■ **EXERCISE**
Reproduce each line exactly, including spacing and punctuation.

:: MATERIAL FOR THE TASK

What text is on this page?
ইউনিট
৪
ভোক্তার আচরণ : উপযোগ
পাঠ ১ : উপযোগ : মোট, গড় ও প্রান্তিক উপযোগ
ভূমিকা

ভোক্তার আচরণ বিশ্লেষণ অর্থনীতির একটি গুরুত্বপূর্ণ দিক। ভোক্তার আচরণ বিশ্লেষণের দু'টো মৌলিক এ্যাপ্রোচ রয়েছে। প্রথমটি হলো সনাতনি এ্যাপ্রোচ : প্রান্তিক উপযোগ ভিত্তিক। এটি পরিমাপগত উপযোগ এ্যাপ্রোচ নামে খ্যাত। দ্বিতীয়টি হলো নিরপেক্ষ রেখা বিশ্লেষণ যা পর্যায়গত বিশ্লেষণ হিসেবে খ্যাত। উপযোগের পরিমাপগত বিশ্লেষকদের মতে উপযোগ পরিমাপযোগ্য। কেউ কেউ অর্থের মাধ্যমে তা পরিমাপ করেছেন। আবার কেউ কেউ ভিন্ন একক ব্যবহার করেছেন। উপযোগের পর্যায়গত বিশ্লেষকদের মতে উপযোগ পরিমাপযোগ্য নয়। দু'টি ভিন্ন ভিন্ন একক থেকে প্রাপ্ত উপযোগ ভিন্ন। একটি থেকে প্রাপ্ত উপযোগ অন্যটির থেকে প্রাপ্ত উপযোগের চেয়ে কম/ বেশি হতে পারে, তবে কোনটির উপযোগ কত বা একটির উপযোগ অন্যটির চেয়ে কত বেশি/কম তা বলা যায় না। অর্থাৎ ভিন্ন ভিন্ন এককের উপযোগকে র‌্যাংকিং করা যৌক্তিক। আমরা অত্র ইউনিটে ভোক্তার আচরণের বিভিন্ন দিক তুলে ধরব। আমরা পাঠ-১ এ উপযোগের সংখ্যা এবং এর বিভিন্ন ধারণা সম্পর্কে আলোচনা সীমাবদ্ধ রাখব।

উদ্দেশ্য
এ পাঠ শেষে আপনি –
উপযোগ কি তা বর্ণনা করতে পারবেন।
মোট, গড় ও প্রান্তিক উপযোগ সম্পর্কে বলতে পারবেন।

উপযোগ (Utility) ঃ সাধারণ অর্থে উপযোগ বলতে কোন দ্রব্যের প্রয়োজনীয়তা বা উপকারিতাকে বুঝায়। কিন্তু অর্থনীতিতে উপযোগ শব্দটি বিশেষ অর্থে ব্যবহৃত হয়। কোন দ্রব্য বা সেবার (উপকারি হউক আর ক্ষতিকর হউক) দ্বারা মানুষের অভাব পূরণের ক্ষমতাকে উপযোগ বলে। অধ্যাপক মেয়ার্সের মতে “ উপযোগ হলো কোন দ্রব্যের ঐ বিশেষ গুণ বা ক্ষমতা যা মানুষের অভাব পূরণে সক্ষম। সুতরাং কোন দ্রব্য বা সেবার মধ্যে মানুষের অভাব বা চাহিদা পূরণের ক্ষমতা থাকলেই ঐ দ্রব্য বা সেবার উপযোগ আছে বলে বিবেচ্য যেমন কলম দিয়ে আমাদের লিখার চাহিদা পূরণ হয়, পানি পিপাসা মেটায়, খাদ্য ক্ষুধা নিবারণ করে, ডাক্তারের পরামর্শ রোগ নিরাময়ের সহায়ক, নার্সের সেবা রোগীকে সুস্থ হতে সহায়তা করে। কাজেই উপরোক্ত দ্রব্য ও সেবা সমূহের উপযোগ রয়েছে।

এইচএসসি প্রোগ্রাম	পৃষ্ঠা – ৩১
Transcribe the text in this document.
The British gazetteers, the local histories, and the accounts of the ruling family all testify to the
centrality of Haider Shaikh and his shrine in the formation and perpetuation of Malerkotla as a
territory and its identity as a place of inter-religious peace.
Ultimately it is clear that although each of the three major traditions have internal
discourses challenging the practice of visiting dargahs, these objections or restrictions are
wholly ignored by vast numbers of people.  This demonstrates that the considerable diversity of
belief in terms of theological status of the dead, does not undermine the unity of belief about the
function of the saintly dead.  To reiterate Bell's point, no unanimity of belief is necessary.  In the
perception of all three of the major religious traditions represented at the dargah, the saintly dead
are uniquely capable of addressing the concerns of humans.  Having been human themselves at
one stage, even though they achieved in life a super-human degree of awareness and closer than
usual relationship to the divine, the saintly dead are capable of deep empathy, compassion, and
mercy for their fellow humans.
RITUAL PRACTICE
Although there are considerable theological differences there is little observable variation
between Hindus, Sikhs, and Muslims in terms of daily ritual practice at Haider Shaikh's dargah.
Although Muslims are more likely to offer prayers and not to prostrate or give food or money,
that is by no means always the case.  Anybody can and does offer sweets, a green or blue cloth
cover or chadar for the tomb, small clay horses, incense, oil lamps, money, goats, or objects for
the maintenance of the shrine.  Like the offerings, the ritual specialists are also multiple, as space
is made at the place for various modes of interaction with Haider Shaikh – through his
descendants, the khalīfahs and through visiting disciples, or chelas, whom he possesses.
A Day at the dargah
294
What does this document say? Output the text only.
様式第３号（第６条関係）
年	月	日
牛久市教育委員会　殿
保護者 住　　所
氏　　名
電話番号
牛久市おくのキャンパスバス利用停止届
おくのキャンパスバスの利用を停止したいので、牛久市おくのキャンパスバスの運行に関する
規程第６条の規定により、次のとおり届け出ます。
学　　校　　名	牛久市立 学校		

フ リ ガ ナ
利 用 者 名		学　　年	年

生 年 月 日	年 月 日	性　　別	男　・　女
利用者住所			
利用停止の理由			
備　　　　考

::::

■ **EXERCISE OUTPUT**
What text is on this page?
ইউনিট
৪
ভোক্তার আচরণ : উপযোগ
পাঠ ১ : উপযোগ : মোট, গড় ও প্রান্তিক উপযোগ
ভূমিকা

ভোক্তার আচরণ বিশ্লেষণ অর্থনীতির একটি গুরুত্বপূর্ণ দিক। ভোক্তার আচরণ বিশ্লেষণের দু'টো মৌলিক এ্যাপ্রোচ রয়েছে। প্রথমটি হলো সনাতনি এ্যাপ্রোচ : প্রান্তিক উপযোগ ভিত্তিক। এটি পরিমাপগত উপযোগ এ্যাপ্রোচ নামে খ্যাত। দ্বিতীয়টি হলো নিরপেক্ষ রেখা বিশ্লেষণ যা পর্যায়গত বিশ্লেষণ হিসেবে খ্যাত। উপযোগের পরিমাপগত বিশ্লেষকদের মতে উপযোগ পরিমাপযোগ্য। কেউ কেউ অর্থের মাধ্যমে তা পরিমাপ করেছেন। আবার কেউ কেউ ভিন্ন একক ব্যবহার করেছেন। উপযোগের পর্যায়গত বিশ্লেষকদের মতে উপযোগ পরিমাপযোগ্য নয়। দু'টি ভিন্ন ভিন্ন একক থেকে প্রাপ্ত উপযোগ ভিন্ন। একটি থেকে প্রাপ্ত উপযোগ অন্যটির থেকে প্রাপ্ত উপযোগের চেয়ে কম/ বেশি হতে পারে, তবে কোনটির উপযোগ কত বা একটির উপযোগ অন্যটির চেয়ে কত বেশি/কম তা বলা যায় না। অর্থাৎ ভিন্ন ভিন্ন এককের উপযোগকে র‌্যাংকিং করা যৌক্তিক। আমরা অত্র ইউনিটে ভোক্তার আচরণের বিভিন্ন দিক তুলে ধরব। আমরা পাঠ-১ এ উপযোগের সংখ্যা এবং এর বিভিন্ন ধারণা সম্পর্কে আলোচনা সীমাবদ্ধ রাখব।

উদ্দেশ্য
এ পাঠ শেষে আপনি –
উপযোগ কি তা বর্ণনা করতে পারবেন।
মোট, গড় ও প্রান্তিক উপযোগ সম্পর্কে বলতে পারবেন।

উপযোগ (Utility) ঃ সাধারণ অর্থে উপযোগ বলতে কোন দ্রব্যের প্রয়োজনীয়তা বা উপকারিতাকে বুঝায়। কিন্তু অর্থনীতিতে উপযোগ শব্দটি বিশেষ অর্থে ব্যবহৃত হয়। কোন দ্রব্য বা সেবার (উপকারি হউক আর ক্ষতিকর হউক) দ্বারা মানুষের অভাব পূরণের ক্ষমতাকে উপযোগ বলে। অধ্যাপক মেয়ার্সের মতে “ উপযোগ হলো কোন দ্রব্যের ঐ বিশেষ গুণ বা ক্ষমতা যা মানুষের অভাব পূরণে সক্ষম। সুতরাং কোন দ্রব্য বা সেবার মধ্যে মানুষের অভাব বা চাহিদা পূরণের ক্ষমতা থাকলেই ঐ দ্রব্য বা সেবার উপযোগ আছে বলে বিবেচ্য যেমন কলম দিয়ে আমাদের লিখার চাহিদা পূরণ হয়, পানি পিপাসা মেটায়, খাদ্য ক্ষুধা নিবারণ করে, ডাক্তারের পরামর্শ রোগ নিরাময়ের সহায়ক, নার্সের সেবা রোগীকে সুস্থ হতে সহায়তা করে। কাজেই উপরোক্ত দ্রব্য ও সেবা সমূহের উপযোগ রয়েছে।

এইচএসসি প্রোগ্রাম	পৃষ্ঠা – ৩১
Transcribe the text in this document.
The British gazetteers, the local histories, and the accounts of the ruling family all testify to the
centrality of Haider Shaikh and his shrine in the formation and perpetuation of Malerkotla as a
territory and its identity as a place of inter-religious peace.
Ultimately it is clear that although each of the three major traditions have internal
discourses challenging the practice of visiting dargahs, these objections or restrictions are
wholly ignored by vast numbers of people.  This demonstrates that the considerable diversity of
belief in terms of theological status of the dead, does not undermine the unity of belief about the
function of the saintly dead.  To reiterate Bell's point, no unanimity of belief is necessary.  In the
perception of all three of the major religious traditions represented at the dargah, the saintly dead
are uniquely capable of addressing the concerns of humans.  Having been human themselves at
one stage, even though they achieved in life a super-human degree of awareness and closer than
usual relationship to the divine, the saintly dead are capable of deep empathy, compassion, and
mercy for their fellow humans.
RITUAL PRACTICE
Although there are considerable theological differences there is little observable variation
between Hindus, Sikhs, and Muslims in terms of daily ritual practice at Haider Shaikh's dargah.
Although Muslims are more likely to offer prayers and not to prostrate or give food or money,
that is by no means always the case.  Anybody can and does offer sweets, a green or blue cloth
cover or chadar for the tomb, small clay horses, incense, oil lamps, money, goats, or objects for
the maintenance of the shrine.  Like the offerings, the ritual specialists are also multiple, as space
is made at the place for various modes of interaction with Haider Shaikh – through his
descendants, the khalīfahs and through visiting disciples, or chelas, whom he possesses.
A Day at the dargah
294
What does this document say? Output the text only.
様式第３号（第６条関係）
年	月	日
牛久市教育委員会　殿
保護者 住　　所
氏　　名
電話番号
牛久市おくのキャンパスバス利用停止届
おくのキャンパスバスの利用を停止したいので、牛久市おくのキャンパスバスの運行に関する
規程第６条の規定により、次のとおり届け出ます。
学　　校　　名	牛久市立 学校		

フ リ ガ ナ
利 用 者 名		学　　年	年

生 年 月 日	年 月 日	性　　別	男　・　女
利用者住所			
利用停止の理由			
備　　　　考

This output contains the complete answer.